**Problem statement:** Quote all lines below exactly. Images stay out.

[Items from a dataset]
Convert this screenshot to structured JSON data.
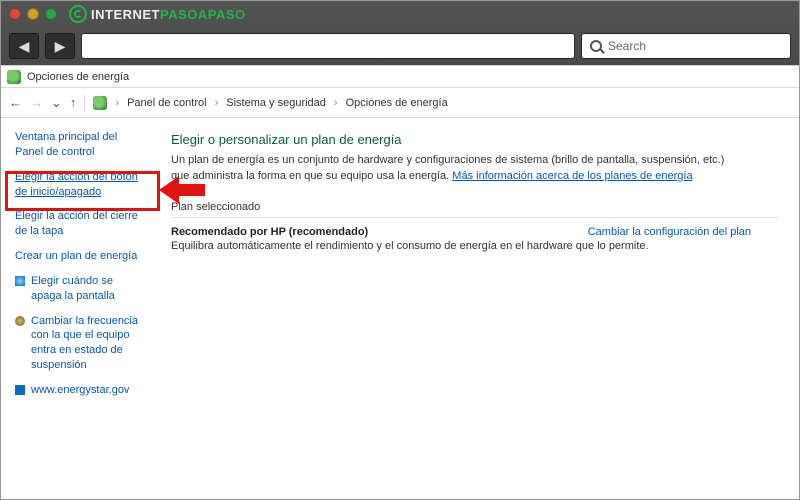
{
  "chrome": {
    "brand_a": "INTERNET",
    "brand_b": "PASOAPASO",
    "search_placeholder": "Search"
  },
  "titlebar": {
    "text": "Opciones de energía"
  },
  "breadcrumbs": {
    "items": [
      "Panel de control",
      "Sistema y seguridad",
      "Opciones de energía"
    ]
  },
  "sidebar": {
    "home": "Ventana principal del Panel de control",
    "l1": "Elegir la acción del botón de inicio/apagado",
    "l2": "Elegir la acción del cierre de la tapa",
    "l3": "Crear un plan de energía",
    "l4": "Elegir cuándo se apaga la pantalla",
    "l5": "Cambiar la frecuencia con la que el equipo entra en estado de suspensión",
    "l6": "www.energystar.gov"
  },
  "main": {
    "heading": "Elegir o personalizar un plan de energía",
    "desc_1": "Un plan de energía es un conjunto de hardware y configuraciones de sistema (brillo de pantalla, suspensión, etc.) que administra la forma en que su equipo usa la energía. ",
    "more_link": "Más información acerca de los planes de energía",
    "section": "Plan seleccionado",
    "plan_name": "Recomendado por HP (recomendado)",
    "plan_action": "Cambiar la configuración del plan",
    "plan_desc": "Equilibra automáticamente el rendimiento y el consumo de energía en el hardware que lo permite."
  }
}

**Finished exercise:**
Convert this screenshot to structured JSON data.
{
  "chrome": {
    "brand_a": "INTERNET",
    "brand_b": "PASOAPASO",
    "search_placeholder": "Search"
  },
  "titlebar": {
    "text": "Opciones de energía"
  },
  "breadcrumbs": {
    "items": [
      "Panel de control",
      "Sistema y seguridad",
      "Opciones de energía"
    ]
  },
  "sidebar": {
    "home": "Ventana principal del Panel de control",
    "l1": "Elegir la acción del botón de inicio/apagado",
    "l2": "Elegir la acción del cierre de la tapa",
    "l3": "Crear un plan de energía",
    "l4": "Elegir cuándo se apaga la pantalla",
    "l5": "Cambiar la frecuencia con la que el equipo entra en estado de suspensión",
    "l6": "www.energystar.gov"
  },
  "main": {
    "heading": "Elegir o personalizar un plan de energía",
    "desc_1": "Un plan de energía es un conjunto de hardware y configuraciones de sistema (brillo de pantalla, suspensión, etc.) que administra la forma en que su equipo usa la energía. ",
    "more_link": "Más información acerca de los planes de energía",
    "section": "Plan seleccionado",
    "plan_name": "Recomendado por HP (recomendado)",
    "plan_action": "Cambiar la configuración del plan",
    "plan_desc": "Equilibra automáticamente el rendimiento y el consumo de energía en el hardware que lo permite."
  }
}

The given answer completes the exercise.